> [Job]: Output the full material exactly as it appears here.
--
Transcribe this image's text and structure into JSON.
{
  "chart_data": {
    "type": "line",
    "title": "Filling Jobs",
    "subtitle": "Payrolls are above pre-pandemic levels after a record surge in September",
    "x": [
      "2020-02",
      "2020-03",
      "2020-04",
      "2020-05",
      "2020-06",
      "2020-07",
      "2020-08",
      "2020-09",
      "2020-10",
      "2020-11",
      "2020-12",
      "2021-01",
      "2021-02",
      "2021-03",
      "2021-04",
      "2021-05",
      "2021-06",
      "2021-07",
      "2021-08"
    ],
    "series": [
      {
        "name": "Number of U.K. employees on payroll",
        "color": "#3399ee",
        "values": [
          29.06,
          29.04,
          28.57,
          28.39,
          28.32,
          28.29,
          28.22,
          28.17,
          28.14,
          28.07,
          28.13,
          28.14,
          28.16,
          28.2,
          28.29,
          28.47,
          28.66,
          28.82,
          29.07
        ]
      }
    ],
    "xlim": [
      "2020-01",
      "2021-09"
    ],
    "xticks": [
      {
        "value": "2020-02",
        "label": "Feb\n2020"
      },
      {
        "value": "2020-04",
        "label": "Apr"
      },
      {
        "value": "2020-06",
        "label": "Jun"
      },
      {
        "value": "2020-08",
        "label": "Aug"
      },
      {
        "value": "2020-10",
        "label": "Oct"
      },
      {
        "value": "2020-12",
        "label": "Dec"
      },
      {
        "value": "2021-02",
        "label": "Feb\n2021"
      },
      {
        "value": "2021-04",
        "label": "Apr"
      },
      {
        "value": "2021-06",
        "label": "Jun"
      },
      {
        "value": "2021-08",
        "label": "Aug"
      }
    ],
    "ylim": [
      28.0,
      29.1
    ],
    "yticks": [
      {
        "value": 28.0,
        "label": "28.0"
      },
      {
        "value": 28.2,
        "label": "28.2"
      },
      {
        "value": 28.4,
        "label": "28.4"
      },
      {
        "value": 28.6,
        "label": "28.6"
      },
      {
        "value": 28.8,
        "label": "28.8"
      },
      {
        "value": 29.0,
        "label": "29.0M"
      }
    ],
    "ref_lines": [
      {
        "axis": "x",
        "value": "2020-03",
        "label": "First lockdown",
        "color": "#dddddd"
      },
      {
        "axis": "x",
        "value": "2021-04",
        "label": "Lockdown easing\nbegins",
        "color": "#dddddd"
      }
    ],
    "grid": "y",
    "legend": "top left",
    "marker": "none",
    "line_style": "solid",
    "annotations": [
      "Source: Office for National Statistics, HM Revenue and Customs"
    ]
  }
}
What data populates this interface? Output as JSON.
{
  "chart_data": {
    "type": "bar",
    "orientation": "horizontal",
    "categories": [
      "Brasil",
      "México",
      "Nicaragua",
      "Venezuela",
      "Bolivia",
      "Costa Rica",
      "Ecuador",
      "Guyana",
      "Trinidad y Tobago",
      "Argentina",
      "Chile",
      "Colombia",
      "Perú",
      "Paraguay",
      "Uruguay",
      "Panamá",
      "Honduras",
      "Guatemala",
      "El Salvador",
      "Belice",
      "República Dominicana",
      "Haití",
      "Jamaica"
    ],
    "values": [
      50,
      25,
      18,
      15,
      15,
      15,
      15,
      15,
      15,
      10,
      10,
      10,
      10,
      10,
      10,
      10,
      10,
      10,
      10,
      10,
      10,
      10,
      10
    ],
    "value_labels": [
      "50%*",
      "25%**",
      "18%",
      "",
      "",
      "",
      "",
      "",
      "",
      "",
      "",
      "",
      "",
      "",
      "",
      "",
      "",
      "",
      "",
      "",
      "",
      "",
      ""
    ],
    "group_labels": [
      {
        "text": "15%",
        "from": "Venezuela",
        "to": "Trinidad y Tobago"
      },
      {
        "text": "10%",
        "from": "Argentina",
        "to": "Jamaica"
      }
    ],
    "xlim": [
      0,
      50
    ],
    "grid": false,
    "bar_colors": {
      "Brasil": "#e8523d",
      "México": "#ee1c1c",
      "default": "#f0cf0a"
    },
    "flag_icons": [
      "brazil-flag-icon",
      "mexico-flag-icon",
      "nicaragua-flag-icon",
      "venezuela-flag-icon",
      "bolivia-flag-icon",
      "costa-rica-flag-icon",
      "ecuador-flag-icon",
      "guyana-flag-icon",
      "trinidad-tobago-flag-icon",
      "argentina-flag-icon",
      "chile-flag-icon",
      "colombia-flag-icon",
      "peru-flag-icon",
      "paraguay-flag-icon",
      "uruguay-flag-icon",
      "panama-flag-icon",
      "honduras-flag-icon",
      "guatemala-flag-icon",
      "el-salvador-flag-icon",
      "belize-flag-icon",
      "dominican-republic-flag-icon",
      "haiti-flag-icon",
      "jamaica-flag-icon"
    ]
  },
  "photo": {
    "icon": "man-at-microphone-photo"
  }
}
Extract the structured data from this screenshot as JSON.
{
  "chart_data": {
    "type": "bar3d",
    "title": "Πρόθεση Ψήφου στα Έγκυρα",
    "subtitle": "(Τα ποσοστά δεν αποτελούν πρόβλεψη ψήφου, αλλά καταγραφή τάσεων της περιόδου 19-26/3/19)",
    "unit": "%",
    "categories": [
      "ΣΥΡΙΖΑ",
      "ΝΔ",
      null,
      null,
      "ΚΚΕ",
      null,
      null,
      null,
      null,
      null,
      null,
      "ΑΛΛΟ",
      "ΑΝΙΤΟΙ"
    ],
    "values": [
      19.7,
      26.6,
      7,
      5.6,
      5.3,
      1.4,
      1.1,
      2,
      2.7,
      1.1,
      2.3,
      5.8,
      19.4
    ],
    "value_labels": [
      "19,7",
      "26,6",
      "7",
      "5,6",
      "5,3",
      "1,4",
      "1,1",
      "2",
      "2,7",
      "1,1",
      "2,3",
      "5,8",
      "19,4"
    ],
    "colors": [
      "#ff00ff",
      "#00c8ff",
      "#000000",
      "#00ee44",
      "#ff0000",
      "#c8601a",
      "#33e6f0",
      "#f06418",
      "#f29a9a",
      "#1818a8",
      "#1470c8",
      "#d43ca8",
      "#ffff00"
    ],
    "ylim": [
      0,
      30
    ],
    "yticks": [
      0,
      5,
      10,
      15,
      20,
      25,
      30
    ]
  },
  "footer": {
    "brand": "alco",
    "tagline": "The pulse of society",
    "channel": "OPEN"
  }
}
--
> [Exercise solution]:
Transcribe this image's text and structure into JSON.
{
  "chart_data": {
    "type": "line",
    "title": "Filling Jobs",
    "subtitle": "Payrolls are above pre-pandemic levels after a record surge in September",
    "x": [
      "2020-02",
      "2020-03",
      "2020-04",
      "2020-05",
      "2020-06",
      "2020-07",
      "2020-08",
      "2020-09",
      "2020-10",
      "2020-11",
      "2020-12",
      "2021-01",
      "2021-02",
      "2021-03",
      "2021-04",
      "2021-05",
      "2021-06",
      "2021-07",
      "2021-08"
    ],
    "series": [
      {
        "name": "Number of U.K. employees on payroll",
        "color": "#3399ee",
        "values": [
          29.06,
          29.04,
          28.57,
          28.39,
          28.32,
          28.29,
          28.22,
          28.17,
          28.14,
          28.07,
          28.13,
          28.14,
          28.16,
          28.2,
          28.29,
          28.47,
          28.66,
          28.82,
          29.07
        ]
      }
    ],
    "xlim": [
      "2020-01",
      "2021-09"
    ],
    "xticks": [
      {
        "value": "2020-02",
        "label": "Feb\n2020"
      },
      {
        "value": "2020-04",
        "label": "Apr"
      },
      {
        "value": "2020-06",
        "label": "Jun"
      },
      {
        "value": "2020-08",
        "label": "Aug"
      },
      {
        "value": "2020-10",
        "label": "Oct"
      },
      {
        "value": "2020-12",
        "label": "Dec"
      },
      {
        "value": "2021-02",
        "label": "Feb\n2021"
      },
      {
        "value": "2021-04",
        "label": "Apr"
      },
      {
        "value": "2021-06",
        "label": "Jun"
      },
      {
        "value": "2021-08",
        "label": "Aug"
      }
    ],
    "ylim": [
      28.0,
      29.1
    ],
    "yticks": [
      {
        "value": 28.0,
        "label": "28.0"
      },
      {
        "value": 28.2,
        "label": "28.2"
      },
      {
        "value": 28.4,
        "label": "28.4"
      },
      {
        "value": 28.6,
        "label": "28.6"
      },
      {
        "value": 28.8,
        "label": "28.8"
      },
      {
        "value": 29.0,
        "label": "29.0M"
      }
    ],
    "ref_lines": [
      {
        "axis": "x",
        "value": "2020-03",
        "label": "First lockdown",
        "color": "#dddddd"
      },
      {
        "axis": "x",
        "value": "2021-04",
        "label": "Lockdown easing\nbegins",
        "color": "#dddddd"
      }
    ],
    "grid": "y",
    "legend": "top left",
    "marker": "none",
    "line_style": "solid",
    "annotations": [
      "Source: Office for National Statistics, HM Revenue and Customs"
    ]
  }
}
What data populates this interface? Output as JSON.
{
  "chart_data": {
    "type": "bar",
    "orientation": "horizontal",
    "categories": [
      "Brasil",
      "México",
      "Nicaragua",
      "Venezuela",
      "Bolivia",
      "Costa Rica",
      "Ecuador",
      "Guyana",
      "Trinidad y Tobago",
      "Argentina",
      "Chile",
      "Colombia",
      "Perú",
      "Paraguay",
      "Uruguay",
      "Panamá",
      "Honduras",
      "Guatemala",
      "El Salvador",
      "Belice",
      "República Dominicana",
      "Haití",
      "Jamaica"
    ],
    "values": [
      50,
      25,
      18,
      15,
      15,
      15,
      15,
      15,
      15,
      10,
      10,
      10,
      10,
      10,
      10,
      10,
      10,
      10,
      10,
      10,
      10,
      10,
      10
    ],
    "value_labels": [
      "50%*",
      "25%**",
      "18%",
      "",
      "",
      "",
      "",
      "",
      "",
      "",
      "",
      "",
      "",
      "",
      "",
      "",
      "",
      "",
      "",
      "",
      "",
      "",
      ""
    ],
    "group_labels": [
      {
        "text": "15%",
        "from": "Venezuela",
        "to": "Trinidad y Tobago"
      },
      {
        "text": "10%",
        "from": "Argentina",
        "to": "Jamaica"
      }
    ],
    "xlim": [
      0,
      50
    ],
    "grid": false,
    "bar_colors": {
      "Brasil": "#e8523d",
      "México": "#ee1c1c",
      "default": "#f0cf0a"
    },
    "flag_icons": [
      "brazil-flag-icon",
      "mexico-flag-icon",
      "nicaragua-flag-icon",
      "venezuela-flag-icon",
      "bolivia-flag-icon",
      "costa-rica-flag-icon",
      "ecuador-flag-icon",
      "guyana-flag-icon",
      "trinidad-tobago-flag-icon",
      "argentina-flag-icon",
      "chile-flag-icon",
      "colombia-flag-icon",
      "peru-flag-icon",
      "paraguay-flag-icon",
      "uruguay-flag-icon",
      "panama-flag-icon",
      "honduras-flag-icon",
      "guatemala-flag-icon",
      "el-salvador-flag-icon",
      "belize-flag-icon",
      "dominican-republic-flag-icon",
      "haiti-flag-icon",
      "jamaica-flag-icon"
    ]
  },
  "photo": {
    "icon": "man-at-microphone-photo"
  }
}
Extract the structured data from this screenshot as JSON.
{
  "chart_data": {
    "type": "bar3d",
    "title": "Πρόθεση Ψήφου στα Έγκυρα",
    "subtitle": "(Τα ποσοστά δεν αποτελούν πρόβλεψη ψήφου, αλλά καταγραφή τάσεων της περιόδου 19-26/3/19)",
    "unit": "%",
    "categories": [
      "ΣΥΡΙΖΑ",
      "ΝΔ",
      null,
      null,
      "ΚΚΕ",
      null,
      null,
      null,
      null,
      null,
      null,
      "ΑΛΛΟ",
      "ΑΝΙΤΟΙ"
    ],
    "values": [
      19.7,
      26.6,
      7,
      5.6,
      5.3,
      1.4,
      1.1,
      2,
      2.7,
      1.1,
      2.3,
      5.8,
      19.4
    ],
    "value_labels": [
      "19,7",
      "26,6",
      "7",
      "5,6",
      "5,3",
      "1,4",
      "1,1",
      "2",
      "2,7",
      "1,1",
      "2,3",
      "5,8",
      "19,4"
    ],
    "colors": [
      "#ff00ff",
      "#00c8ff",
      "#000000",
      "#00ee44",
      "#ff0000",
      "#c8601a",
      "#33e6f0",
      "#f06418",
      "#f29a9a",
      "#1818a8",
      "#1470c8",
      "#d43ca8",
      "#ffff00"
    ],
    "ylim": [
      0,
      30
    ],
    "yticks": [
      0,
      5,
      10,
      15,
      20,
      25,
      30
    ]
  },
  "footer": {
    "brand": "alco",
    "tagline": "The pulse of society",
    "channel": "OPEN"
  }
}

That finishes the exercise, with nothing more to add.